Reproduce each line bearing the word "BTCUSDT".
* start Materials provided *
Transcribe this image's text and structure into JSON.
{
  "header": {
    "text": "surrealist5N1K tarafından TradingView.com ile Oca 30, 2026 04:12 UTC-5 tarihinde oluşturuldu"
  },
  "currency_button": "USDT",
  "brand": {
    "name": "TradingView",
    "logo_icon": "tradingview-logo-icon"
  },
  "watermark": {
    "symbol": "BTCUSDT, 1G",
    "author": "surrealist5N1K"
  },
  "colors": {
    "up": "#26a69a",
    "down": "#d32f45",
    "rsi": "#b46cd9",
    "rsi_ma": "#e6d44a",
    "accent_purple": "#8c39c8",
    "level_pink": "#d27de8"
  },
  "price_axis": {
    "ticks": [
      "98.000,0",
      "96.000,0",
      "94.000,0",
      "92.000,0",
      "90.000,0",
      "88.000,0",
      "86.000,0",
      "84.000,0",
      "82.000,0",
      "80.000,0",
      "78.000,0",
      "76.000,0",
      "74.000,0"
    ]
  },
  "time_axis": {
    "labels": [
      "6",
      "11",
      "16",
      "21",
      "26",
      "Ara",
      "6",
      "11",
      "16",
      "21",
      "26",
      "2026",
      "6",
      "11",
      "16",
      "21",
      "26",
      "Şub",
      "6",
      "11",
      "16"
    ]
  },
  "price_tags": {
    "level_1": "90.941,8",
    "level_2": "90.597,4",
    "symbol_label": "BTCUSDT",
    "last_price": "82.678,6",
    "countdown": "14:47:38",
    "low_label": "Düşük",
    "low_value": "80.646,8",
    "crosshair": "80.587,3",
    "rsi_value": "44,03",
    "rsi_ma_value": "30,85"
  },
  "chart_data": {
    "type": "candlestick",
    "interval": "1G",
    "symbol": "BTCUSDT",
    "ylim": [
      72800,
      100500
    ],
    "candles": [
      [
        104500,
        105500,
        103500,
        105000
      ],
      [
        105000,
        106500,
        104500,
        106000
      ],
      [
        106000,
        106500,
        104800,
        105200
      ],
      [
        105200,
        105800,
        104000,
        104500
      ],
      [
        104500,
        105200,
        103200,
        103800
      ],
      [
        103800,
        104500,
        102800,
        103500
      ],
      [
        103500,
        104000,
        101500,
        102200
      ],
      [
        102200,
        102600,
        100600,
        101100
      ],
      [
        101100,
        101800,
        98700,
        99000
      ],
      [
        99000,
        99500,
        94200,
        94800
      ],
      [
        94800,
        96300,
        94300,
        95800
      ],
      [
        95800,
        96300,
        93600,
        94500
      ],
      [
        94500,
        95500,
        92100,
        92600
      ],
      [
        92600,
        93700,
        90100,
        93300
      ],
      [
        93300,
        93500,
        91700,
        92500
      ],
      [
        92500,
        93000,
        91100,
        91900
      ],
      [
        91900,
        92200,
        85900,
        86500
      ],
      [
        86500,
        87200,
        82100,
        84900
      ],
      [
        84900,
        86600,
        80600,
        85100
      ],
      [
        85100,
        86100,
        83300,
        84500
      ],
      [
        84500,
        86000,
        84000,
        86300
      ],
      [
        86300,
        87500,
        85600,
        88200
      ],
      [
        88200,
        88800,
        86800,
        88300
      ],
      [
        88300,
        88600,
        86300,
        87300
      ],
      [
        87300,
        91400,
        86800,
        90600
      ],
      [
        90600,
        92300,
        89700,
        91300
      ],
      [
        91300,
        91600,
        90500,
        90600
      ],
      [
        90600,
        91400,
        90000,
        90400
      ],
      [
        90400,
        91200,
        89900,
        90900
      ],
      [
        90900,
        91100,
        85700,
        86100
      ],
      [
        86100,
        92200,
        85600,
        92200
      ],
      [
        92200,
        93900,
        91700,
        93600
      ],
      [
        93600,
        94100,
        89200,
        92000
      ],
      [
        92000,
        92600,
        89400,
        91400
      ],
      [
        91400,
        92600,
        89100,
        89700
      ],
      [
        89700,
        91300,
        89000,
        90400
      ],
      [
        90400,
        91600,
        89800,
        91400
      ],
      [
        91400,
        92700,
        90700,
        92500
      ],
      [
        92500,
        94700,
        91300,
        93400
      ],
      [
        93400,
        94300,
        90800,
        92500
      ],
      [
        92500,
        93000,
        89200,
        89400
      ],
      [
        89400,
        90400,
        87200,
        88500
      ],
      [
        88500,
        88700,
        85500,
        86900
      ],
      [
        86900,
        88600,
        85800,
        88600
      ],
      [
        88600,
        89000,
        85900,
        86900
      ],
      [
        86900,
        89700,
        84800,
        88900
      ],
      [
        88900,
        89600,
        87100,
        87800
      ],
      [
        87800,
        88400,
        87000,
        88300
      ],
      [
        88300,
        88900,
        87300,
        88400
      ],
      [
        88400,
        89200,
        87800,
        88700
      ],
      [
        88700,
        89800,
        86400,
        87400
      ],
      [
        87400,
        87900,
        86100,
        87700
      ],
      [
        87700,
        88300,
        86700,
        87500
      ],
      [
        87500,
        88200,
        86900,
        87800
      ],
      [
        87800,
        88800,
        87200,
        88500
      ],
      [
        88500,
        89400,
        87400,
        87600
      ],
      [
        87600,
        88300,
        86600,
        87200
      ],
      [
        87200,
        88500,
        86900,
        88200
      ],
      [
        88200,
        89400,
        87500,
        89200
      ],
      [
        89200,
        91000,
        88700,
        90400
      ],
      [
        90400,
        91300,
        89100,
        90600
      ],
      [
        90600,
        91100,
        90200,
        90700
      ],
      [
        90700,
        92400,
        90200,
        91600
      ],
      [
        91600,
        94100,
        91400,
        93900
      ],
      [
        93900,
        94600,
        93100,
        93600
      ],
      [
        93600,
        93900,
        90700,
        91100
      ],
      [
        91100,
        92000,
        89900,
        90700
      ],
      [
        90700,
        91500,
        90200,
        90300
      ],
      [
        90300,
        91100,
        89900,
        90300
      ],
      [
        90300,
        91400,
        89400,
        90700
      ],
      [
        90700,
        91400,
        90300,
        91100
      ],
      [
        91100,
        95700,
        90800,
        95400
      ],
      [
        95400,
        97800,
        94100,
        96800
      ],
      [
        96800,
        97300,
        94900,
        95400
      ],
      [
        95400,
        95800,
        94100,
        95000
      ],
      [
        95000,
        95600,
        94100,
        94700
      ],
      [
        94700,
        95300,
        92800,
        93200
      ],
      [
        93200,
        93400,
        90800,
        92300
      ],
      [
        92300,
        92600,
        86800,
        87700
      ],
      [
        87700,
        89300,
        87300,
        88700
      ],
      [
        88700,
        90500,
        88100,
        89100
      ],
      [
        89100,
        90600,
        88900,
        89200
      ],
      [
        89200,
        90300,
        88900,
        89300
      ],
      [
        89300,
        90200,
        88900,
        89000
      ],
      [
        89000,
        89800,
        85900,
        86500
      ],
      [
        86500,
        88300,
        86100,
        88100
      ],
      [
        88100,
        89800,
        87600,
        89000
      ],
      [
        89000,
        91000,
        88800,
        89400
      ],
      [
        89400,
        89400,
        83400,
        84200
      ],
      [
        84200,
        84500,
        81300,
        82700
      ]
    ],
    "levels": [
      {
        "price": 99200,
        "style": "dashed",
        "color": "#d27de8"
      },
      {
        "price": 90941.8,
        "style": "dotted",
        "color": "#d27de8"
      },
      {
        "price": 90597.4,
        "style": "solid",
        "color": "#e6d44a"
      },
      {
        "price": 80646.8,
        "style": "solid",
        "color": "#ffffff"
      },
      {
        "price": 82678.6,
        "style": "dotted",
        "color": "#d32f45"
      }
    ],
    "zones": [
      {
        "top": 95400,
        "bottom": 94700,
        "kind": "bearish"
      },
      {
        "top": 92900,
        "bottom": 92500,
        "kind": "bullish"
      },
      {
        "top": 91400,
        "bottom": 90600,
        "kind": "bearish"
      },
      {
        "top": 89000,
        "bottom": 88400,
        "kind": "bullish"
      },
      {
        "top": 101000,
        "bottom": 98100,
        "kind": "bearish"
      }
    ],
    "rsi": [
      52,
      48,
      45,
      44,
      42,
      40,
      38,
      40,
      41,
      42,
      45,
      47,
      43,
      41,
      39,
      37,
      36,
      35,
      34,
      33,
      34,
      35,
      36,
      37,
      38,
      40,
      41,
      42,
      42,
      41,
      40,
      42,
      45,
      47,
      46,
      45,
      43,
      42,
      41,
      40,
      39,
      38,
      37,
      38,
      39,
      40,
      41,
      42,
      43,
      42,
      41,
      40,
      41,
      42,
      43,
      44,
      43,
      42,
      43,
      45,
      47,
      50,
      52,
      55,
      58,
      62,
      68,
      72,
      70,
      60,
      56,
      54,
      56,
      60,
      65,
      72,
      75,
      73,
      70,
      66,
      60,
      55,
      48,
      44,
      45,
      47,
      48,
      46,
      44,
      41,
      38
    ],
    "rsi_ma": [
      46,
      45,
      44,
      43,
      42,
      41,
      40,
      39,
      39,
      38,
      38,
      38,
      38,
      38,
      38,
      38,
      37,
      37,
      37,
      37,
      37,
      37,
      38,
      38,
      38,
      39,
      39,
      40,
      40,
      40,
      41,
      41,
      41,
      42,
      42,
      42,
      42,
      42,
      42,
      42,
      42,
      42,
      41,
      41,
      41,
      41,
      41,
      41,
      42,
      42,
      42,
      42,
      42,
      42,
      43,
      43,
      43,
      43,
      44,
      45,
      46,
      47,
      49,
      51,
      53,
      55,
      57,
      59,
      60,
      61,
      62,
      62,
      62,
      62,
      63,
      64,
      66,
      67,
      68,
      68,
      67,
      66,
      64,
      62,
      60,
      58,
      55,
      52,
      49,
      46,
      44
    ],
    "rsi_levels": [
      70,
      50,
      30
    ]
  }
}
* end Materials provided *
▶ **Answer**
    "symbol": "BTCUSDT, 1G",
    "symbol_label": "BTCUSDT",
    "symbol": "BTCUSDT",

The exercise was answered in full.